§ Task 1
Translate this sentence from the article on Christopher Reeve's recovery into Spanish: "Reeve, 49, still needs a wheelchair."
§ Task 2
According to the article on Christopher Reeve's recovery, how long can Reeve now sit in a wheelchair each day without developing pressure sores?

§ Excerpt to read

>>

Christopher Reeve's improvement makes medical history
They believe intensive physical therapy is key to the modest, though important, changes that Reeve has experienced since his injury in 1995. However, they cannot predict whether improvement will continue or if the same approach would help others with long-term paralysis.
"We are talking about an unprecedented amount of recovery. There is just no basis to talk about how much more to expect," said neuroscientist Naomi Kleitman, head of spinal-cord injury research at the National Institute of Neurological Disorders and Stroke.
The first clear sign of change occurred one early November day almost two years ago, when Reeve twitched his left index finger. He had been immobile from the neck down for more than five years, unable to feel or move anything. But the movement was the start of a slow rebirth of sensation and control that he says has changed his life for the better.
Reeve, 49, still needs a wheelchair. He uses a ventilator to breathe for all but one hour a day, but he can feel touch, pain and move his fingers, wrists and legs.
"His was the worst-case scenario," said Dr. John McDonald, who oversaw his treatment at Washington University School of Medicine in St. Louis. "Nobody in the world would have predicted he could recover."
Reeve was thrown from a horse seven years ago and landed on his helmet, breaking his neck and damaging the thumb-size bundle of nerves that carries messages between the brain and the rest of the body. At least three-quarters of the nerve fibers were severed, and what remained did not work.
His muscles withered, his bones thinned and he suffered repeated bouts of infection and life-threatening complications.
After years of exercise efforts, the actor in April 1999 began an approach called activity-based recovery, which involves repeated electrical stimulation of the muscles. The idea is that constant motion could re-educate remaining nerves in the spine to carry signals and perhaps sprout new branches to connect to healthy fibers above and below the injury.
For one hour three times a week, Reeve sat on an exercise bicycle while electrical stimulation made his legs pump the pedals. Similar stimulation was done to other muscle groups. He then began weekly aquatherapy, working his muscles in a pool for two hours at a time.
McDonald described the results in the September issue of the Journal of Neurosurgery: Spine.
"The idea is not new," McDonald said of Reeve's exercise program. What's new was that he was able to do it so late after his accident.
Reeve now can tell hot from cold and feel about two-thirds of the normal sensation of being touched and half of the usual intensity of pinpricks. This ability to feel lets him know when he should shift his weight, so he can sit in a wheelchair up to 16 hours a day without developing pressure sores.
In the water, he can make flying motions with his arms and walk. Out of it, he can't raise his arms or walk without being held up.
Reeve told McDonald that knowing he can breathe on his own has relieved his terror of a ventilator failure, and life with his family is much more normal.
"They know I am healthier, stronger, and that on any day I might have a surprising recovery." Gaining sensation also has been important.
"It makes a huge difference if someone touches you on the hand, and you can feel it."
Some experts say they were most impressed by the claim that Reeve is healthier. He had been plagued by infections, was hospitalized frequently and was taking antibiotics constantly, McDonald said. Quadriplegics often suffer from skin breakdown, lack of blood flow, joint and muscle problems, bedsores, lung and bladder infections and side effects of antibiotics.
Doctors usually tell paralyzed patients most improvement is in the first six months, with no hope of recovery beyond two years.
"Given this report," said Dr. Kevin O'Connor, head of spinal-cord injury recovery at Boston's Spaulding Rehabilitation Hospital, "it's really unfair to patients to say there is a time limit."
Information from Knight Ridder Newspapers is included in this report.

<<

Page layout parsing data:
>>

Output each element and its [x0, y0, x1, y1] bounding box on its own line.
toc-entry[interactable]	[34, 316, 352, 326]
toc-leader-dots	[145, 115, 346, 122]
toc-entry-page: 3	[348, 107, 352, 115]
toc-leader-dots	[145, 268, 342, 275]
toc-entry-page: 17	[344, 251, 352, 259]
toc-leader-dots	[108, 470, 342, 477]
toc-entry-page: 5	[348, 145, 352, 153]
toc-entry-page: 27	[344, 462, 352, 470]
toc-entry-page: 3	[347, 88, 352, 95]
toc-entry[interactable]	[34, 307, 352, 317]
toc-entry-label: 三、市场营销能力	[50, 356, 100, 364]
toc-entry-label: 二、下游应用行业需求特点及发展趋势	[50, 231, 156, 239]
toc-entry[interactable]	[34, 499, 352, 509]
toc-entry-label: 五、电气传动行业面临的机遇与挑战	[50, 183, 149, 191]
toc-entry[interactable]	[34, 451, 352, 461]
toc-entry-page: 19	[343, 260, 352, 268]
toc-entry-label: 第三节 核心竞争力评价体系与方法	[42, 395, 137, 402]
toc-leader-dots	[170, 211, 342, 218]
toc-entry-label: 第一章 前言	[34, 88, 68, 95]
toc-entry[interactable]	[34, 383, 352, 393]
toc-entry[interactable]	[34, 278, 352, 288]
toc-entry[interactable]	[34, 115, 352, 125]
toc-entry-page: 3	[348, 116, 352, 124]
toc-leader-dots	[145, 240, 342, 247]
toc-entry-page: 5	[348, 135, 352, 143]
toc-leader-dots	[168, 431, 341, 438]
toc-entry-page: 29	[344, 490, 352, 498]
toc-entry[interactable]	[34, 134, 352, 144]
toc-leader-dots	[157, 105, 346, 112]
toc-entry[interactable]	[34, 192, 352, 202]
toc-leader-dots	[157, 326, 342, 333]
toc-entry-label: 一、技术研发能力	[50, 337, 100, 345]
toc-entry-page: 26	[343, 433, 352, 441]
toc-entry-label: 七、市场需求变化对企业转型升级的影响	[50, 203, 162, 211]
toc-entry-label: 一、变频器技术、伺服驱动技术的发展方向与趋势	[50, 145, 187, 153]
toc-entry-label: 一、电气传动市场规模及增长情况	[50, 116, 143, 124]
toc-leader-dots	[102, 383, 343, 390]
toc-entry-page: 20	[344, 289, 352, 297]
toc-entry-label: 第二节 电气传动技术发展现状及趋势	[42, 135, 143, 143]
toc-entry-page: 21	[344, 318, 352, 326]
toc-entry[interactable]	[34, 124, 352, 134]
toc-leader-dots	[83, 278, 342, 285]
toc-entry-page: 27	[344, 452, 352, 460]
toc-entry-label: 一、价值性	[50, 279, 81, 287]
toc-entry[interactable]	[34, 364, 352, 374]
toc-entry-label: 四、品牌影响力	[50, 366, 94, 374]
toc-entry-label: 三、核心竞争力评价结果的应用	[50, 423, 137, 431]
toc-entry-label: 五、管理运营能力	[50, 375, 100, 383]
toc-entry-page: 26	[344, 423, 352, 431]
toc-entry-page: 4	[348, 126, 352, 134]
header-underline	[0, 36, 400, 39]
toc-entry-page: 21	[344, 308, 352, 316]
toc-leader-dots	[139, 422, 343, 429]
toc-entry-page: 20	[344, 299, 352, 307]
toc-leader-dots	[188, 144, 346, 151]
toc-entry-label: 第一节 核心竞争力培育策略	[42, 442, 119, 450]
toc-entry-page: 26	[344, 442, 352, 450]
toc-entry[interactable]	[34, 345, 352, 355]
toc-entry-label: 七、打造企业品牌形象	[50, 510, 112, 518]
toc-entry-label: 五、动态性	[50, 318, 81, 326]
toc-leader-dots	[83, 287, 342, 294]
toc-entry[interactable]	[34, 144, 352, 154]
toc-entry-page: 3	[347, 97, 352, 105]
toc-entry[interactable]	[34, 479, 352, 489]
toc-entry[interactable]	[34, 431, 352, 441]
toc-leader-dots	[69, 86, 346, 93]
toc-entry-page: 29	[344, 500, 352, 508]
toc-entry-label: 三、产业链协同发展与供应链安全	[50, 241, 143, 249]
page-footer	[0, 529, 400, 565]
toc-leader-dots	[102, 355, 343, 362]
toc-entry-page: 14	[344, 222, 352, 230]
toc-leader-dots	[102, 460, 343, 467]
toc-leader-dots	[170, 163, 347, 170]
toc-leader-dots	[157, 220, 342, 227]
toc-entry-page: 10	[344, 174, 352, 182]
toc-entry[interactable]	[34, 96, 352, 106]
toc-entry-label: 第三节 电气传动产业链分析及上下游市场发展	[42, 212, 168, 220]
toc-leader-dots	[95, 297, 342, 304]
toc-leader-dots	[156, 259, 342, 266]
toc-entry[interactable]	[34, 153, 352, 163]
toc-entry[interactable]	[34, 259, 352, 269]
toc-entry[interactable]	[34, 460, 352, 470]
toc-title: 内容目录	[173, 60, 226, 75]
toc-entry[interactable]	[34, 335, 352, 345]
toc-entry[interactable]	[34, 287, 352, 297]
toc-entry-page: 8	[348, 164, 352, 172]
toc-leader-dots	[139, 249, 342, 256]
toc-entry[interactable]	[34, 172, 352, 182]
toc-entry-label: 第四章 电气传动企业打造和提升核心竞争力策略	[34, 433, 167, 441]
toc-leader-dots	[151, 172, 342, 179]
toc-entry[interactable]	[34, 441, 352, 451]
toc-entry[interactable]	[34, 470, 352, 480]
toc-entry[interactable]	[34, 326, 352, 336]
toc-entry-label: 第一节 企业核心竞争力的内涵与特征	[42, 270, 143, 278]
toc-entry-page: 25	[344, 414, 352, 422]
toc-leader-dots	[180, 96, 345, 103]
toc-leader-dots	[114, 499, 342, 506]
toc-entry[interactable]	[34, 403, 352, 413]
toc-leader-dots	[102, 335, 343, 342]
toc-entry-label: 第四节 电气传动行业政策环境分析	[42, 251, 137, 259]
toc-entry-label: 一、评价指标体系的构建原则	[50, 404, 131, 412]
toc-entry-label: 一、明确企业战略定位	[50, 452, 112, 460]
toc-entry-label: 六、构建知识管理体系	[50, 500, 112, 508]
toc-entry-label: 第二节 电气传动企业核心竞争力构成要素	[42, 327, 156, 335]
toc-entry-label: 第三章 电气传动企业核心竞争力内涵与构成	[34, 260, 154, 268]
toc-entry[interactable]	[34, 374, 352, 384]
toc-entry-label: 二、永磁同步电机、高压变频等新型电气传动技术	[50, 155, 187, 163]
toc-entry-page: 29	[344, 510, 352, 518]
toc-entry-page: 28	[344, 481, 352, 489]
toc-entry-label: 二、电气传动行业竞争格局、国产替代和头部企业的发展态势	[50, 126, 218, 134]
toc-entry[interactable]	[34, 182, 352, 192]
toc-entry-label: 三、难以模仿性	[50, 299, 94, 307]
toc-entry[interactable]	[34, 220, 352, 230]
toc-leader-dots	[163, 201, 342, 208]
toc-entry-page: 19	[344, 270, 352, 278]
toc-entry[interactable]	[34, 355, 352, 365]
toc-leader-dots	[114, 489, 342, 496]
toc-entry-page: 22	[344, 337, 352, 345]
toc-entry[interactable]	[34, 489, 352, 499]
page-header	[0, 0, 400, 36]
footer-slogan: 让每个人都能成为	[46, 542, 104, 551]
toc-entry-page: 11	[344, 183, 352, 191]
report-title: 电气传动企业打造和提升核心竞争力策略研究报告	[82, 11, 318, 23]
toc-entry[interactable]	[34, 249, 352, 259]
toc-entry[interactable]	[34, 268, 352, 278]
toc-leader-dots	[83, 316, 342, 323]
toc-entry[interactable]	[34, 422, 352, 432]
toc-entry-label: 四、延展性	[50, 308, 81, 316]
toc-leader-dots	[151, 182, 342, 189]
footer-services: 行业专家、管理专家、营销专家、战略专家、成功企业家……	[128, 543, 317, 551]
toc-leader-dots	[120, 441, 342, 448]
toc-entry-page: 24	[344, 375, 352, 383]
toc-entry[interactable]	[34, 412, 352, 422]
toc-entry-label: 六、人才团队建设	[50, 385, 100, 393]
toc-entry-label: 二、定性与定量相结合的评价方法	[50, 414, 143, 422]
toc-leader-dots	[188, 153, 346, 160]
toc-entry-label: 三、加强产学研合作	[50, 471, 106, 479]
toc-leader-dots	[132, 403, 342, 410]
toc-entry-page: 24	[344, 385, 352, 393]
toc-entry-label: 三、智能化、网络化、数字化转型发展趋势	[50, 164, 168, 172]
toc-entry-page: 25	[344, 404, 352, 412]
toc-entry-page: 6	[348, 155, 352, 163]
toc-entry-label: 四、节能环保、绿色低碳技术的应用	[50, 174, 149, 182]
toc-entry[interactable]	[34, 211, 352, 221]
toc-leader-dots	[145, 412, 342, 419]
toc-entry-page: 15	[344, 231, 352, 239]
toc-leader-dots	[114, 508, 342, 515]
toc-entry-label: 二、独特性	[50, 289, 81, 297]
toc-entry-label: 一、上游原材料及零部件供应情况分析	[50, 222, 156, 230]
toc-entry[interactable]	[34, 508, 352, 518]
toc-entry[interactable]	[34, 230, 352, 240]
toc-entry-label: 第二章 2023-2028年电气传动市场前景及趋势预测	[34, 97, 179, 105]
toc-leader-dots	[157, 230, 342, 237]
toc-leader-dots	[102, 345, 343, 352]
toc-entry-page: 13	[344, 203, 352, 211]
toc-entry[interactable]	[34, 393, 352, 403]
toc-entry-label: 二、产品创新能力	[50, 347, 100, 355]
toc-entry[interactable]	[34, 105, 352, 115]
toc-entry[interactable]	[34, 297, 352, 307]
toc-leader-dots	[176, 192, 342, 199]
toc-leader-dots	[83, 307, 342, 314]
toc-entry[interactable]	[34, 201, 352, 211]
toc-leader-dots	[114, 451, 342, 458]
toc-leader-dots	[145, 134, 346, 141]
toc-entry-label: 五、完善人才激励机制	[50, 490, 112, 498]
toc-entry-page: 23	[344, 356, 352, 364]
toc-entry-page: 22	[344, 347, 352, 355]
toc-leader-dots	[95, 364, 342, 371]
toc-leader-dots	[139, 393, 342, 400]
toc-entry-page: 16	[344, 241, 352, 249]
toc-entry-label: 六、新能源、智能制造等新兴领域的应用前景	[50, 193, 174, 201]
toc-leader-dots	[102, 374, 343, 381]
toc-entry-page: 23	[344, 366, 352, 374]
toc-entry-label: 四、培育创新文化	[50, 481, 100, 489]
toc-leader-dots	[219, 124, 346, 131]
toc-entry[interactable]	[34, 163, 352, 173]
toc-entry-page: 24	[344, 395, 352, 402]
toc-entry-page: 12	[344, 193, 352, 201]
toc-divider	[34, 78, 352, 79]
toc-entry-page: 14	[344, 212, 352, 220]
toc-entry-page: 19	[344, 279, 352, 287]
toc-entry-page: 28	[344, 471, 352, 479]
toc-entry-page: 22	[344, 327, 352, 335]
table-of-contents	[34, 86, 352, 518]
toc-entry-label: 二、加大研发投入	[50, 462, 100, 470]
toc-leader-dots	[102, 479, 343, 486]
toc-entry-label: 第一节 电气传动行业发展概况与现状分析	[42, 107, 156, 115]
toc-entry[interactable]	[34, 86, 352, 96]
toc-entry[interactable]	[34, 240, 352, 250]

<<

§ Answer area 1
Reeve, de 49 años, todavía necesita una silla de ruedas.

§ Answer area 2
Up to 16 hours a day.